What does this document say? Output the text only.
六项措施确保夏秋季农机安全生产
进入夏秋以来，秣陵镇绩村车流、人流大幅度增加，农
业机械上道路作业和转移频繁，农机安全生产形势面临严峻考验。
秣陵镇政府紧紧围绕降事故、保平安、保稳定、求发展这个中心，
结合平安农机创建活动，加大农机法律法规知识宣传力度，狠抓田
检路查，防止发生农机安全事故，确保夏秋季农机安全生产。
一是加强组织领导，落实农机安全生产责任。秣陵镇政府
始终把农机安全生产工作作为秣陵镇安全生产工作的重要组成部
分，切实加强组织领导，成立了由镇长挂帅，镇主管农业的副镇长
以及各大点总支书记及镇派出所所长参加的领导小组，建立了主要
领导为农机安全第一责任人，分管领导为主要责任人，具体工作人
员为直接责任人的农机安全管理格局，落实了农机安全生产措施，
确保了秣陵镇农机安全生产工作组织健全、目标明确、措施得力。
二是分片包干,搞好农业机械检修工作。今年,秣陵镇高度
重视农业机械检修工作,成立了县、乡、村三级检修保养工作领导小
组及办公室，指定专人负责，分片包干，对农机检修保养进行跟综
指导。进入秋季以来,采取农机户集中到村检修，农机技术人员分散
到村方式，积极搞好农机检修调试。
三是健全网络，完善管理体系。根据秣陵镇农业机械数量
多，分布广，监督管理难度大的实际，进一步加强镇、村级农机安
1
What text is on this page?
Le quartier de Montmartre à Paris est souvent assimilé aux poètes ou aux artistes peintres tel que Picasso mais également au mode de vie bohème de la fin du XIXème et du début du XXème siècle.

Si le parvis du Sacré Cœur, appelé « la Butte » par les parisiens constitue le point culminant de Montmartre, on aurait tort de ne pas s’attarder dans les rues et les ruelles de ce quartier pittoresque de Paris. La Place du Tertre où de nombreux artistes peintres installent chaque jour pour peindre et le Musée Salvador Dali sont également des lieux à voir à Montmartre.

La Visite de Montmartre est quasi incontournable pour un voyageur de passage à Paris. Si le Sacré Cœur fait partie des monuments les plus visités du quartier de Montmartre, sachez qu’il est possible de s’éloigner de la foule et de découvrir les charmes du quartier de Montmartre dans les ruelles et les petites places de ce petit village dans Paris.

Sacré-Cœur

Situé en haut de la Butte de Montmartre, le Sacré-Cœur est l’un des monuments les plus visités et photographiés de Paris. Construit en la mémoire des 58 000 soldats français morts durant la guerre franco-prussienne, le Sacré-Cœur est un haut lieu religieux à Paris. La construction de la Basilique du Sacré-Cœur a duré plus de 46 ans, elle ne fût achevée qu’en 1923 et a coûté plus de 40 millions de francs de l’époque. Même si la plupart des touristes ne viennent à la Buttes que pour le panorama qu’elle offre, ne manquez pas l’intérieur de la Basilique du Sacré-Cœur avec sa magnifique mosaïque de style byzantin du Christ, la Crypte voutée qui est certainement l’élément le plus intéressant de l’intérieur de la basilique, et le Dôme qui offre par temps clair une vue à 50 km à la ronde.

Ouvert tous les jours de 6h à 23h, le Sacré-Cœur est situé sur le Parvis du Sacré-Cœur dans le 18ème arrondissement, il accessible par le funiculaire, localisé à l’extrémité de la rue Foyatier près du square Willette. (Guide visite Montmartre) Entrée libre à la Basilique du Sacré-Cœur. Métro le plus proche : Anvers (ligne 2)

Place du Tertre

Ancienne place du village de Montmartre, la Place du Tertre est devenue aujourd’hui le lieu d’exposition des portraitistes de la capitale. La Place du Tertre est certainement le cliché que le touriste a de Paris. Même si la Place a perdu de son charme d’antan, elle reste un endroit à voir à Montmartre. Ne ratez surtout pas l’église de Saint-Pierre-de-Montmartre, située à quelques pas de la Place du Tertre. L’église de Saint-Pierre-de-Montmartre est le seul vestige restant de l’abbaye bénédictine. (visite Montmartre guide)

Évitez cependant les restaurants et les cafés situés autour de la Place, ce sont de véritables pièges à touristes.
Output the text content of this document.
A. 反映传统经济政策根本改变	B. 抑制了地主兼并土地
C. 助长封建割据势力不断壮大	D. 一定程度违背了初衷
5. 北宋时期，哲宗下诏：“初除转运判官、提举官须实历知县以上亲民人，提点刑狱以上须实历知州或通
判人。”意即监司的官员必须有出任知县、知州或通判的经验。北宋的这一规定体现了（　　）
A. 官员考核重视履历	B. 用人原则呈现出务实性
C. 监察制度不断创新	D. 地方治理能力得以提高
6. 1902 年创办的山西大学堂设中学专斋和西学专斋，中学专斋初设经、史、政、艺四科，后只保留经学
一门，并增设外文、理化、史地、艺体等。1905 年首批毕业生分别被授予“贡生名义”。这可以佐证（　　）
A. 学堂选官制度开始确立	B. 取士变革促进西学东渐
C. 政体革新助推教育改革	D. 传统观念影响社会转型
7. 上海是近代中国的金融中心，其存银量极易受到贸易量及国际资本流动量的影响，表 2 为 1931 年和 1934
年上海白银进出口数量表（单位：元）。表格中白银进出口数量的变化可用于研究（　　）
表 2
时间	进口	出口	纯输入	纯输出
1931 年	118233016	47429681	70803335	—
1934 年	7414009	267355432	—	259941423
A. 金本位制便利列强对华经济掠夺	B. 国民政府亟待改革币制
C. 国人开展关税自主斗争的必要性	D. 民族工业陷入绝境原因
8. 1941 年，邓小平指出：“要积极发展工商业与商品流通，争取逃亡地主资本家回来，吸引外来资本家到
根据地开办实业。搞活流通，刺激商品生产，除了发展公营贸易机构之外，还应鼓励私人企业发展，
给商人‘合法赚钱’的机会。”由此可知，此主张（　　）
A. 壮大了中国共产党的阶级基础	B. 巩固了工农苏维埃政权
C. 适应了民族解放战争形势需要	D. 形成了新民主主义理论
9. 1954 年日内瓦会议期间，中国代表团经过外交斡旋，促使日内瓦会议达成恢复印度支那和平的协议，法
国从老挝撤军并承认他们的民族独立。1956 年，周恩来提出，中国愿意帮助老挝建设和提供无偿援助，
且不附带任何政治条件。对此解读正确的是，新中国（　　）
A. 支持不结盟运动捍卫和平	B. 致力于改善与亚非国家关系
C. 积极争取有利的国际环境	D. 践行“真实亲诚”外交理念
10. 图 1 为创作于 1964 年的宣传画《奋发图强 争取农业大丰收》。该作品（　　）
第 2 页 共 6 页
★ ★ ★ ★ ★
Copy all lines from the listing that contain "sont".

Si le parvis du Sacré Cœur, appelé « la Butte » par les parisiens constitue le point culminant de Montmartre, on aurait tort de ne pas s’attarder dans les rues et les ruelles de ce quartier pittoresque de Paris. La Place du Tertre où de nombreux artistes peintres installent chaque jour pour peindre et le Musée Salvador Dali sont également des lieux à voir à Montmartre.
Évitez cependant les restaurants et les cafés situés autour de la Place, ce sont de véritables pièges à touristes.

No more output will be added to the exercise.